» **The exercise**
Copy each line of the records that holds the string "Республики".

<<<<

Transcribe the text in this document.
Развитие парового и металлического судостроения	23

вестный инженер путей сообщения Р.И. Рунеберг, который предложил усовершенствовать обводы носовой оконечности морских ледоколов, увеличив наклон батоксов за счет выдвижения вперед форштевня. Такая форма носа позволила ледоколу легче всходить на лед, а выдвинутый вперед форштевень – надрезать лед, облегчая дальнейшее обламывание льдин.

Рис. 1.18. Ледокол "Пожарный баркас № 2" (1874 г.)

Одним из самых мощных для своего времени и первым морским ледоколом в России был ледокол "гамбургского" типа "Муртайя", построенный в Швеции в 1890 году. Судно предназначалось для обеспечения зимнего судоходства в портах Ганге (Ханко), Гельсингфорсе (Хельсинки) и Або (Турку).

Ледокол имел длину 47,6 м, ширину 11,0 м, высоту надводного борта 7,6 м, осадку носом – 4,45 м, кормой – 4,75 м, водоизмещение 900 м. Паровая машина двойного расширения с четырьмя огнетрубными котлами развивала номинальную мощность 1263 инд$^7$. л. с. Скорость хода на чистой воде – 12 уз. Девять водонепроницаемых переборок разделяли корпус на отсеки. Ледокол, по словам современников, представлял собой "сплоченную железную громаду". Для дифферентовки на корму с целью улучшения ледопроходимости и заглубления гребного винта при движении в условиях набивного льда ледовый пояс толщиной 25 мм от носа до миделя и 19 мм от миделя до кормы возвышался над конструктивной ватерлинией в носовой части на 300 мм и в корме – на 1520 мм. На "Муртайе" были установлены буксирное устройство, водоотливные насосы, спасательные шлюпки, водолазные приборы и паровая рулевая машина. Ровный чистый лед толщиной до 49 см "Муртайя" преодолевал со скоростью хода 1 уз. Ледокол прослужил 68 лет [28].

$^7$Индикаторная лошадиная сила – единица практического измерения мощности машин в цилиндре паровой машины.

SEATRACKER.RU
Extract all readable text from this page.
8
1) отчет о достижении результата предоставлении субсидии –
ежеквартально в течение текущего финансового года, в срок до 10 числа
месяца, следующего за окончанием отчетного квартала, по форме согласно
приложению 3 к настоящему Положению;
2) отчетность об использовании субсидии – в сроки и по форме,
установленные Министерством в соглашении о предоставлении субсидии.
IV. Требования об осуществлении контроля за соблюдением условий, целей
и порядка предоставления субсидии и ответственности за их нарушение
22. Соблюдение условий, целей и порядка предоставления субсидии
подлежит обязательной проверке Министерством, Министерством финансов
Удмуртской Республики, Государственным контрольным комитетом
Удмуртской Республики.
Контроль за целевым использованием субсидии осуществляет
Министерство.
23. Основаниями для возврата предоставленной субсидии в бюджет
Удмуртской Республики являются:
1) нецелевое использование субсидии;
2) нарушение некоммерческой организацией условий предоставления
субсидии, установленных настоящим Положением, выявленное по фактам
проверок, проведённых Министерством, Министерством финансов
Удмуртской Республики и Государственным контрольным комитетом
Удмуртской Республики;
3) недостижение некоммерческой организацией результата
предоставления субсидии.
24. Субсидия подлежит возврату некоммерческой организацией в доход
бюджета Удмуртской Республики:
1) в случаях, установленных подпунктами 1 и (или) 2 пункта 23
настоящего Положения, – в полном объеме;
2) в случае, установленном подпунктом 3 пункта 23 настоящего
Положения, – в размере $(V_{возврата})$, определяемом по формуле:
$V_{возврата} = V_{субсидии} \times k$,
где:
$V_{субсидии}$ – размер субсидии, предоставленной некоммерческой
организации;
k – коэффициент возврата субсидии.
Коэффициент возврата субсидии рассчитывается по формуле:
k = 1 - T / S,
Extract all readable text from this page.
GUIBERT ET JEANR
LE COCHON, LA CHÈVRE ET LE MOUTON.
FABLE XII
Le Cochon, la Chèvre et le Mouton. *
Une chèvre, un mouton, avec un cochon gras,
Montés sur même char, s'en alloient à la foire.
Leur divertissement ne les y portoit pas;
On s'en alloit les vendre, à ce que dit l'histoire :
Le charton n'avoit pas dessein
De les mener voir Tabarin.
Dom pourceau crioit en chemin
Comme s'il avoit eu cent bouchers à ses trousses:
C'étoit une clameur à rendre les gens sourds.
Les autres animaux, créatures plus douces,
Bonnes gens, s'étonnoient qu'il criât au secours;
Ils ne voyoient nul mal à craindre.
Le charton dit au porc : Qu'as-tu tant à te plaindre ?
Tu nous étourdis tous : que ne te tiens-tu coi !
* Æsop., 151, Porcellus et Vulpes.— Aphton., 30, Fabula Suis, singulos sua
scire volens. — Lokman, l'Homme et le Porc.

>>>>

» **The solution**
Удмуртской Республики, Государственным контрольным комитетом
Удмуртской Республики.
Удмуртской Республики являются:
Удмуртской Республики и Государственным контрольным комитетом
Удмуртской Республики;
бюджета Удмуртской Республики:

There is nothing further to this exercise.